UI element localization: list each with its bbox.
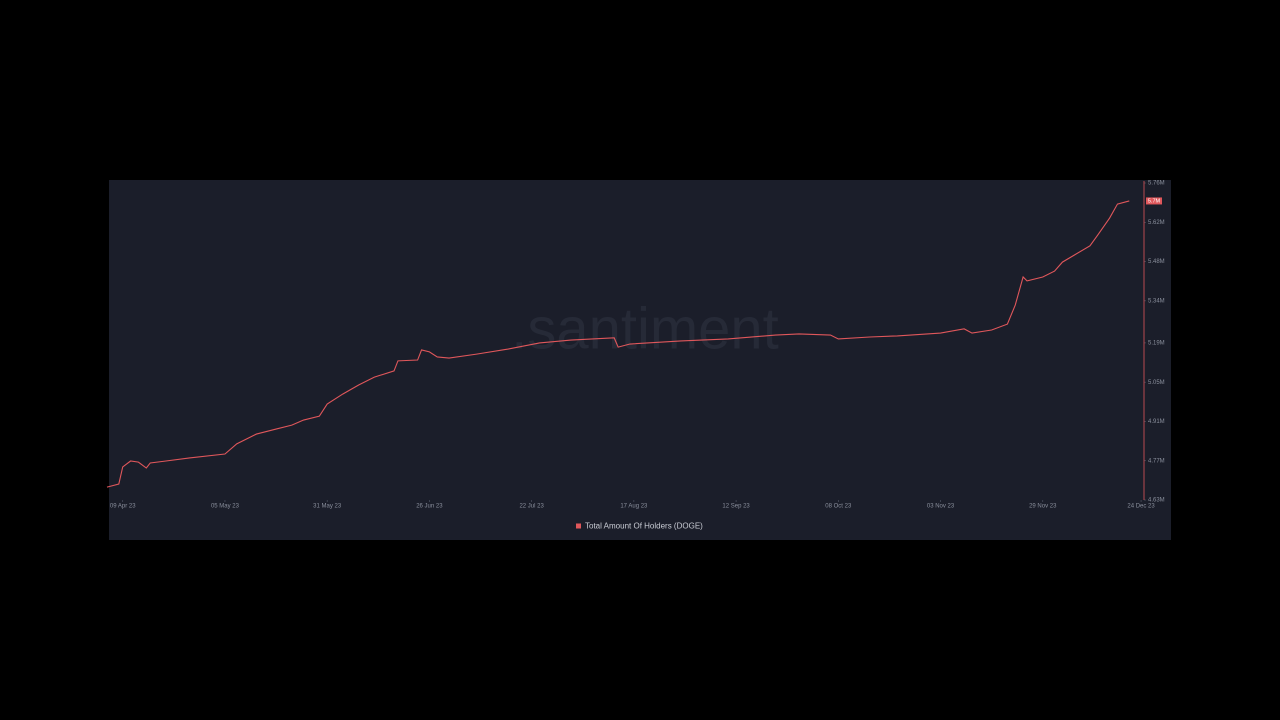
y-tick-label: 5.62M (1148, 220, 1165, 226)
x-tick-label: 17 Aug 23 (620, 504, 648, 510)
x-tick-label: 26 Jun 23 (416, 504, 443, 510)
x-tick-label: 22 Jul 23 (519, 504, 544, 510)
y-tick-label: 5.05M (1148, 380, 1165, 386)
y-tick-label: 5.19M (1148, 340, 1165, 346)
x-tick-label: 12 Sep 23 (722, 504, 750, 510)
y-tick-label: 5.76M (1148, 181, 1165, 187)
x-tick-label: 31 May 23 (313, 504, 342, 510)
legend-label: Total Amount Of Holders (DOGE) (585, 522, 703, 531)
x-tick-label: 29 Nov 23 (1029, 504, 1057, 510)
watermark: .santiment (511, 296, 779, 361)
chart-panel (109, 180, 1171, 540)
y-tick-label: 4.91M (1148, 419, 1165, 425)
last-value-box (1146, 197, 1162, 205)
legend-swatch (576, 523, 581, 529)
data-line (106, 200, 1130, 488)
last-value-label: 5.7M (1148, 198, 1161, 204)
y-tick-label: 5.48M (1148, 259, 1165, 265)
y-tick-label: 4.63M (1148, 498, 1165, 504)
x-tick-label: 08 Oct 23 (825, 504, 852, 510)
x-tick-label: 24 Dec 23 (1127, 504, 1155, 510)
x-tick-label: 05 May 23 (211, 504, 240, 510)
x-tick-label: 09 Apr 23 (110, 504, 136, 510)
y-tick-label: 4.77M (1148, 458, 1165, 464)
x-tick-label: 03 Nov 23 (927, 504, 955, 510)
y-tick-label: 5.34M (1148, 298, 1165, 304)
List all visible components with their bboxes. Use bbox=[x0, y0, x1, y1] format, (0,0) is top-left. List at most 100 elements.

┄┄┄┄┄┄┄┄┄┄

▶ _EXERCISE_
Please print these entries again line for line, omitting the pictures.

▶ _RESULT OF THIS EXERCISE_
UI element localization: list each with its bbox.
y-tick-label: 5.62M (1148, 220, 1165, 226)
x-tick-label: 17 Aug 23 (620, 504, 648, 510)
x-tick-label: 26 Jun 23 (416, 504, 443, 510)
x-tick-label: 22 Jul 23 (519, 504, 544, 510)
y-tick-label: 5.05M (1148, 380, 1165, 386)
y-tick-label: 5.19M (1148, 340, 1165, 346)
x-tick-label: 12 Sep 23 (722, 504, 750, 510)
y-tick-label: 5.76M (1148, 181, 1165, 187)
x-tick-label: 31 May 23 (313, 504, 342, 510)
legend-label: Total Amount Of Holders (DOGE) (585, 522, 703, 531)
x-tick-label: 29 Nov 23 (1029, 504, 1057, 510)
watermark: .santiment (511, 296, 779, 361)
chart-panel (109, 180, 1171, 540)
y-tick-label: 4.91M (1148, 419, 1165, 425)
last-value-box (1146, 197, 1162, 205)
legend-swatch (576, 523, 581, 529)
data-line (106, 200, 1130, 488)
last-value-label: 5.7M (1148, 198, 1161, 204)
y-tick-label: 5.48M (1148, 259, 1165, 265)
y-tick-label: 4.63M (1148, 498, 1165, 504)
x-tick-label: 08 Oct 23 (825, 504, 852, 510)
x-tick-label: 24 Dec 23 (1127, 504, 1155, 510)
x-tick-label: 05 May 23 (211, 504, 240, 510)
x-tick-label: 09 Apr 23 (110, 504, 136, 510)
y-tick-label: 4.77M (1148, 458, 1165, 464)
x-tick-label: 03 Nov 23 (927, 504, 955, 510)
y-tick-label: 5.34M (1148, 298, 1165, 304)
List all visible components with their bboxes. Use bbox=[x0, y0, x1, y1] format, (0,0) is top-left. List at most 100 elements.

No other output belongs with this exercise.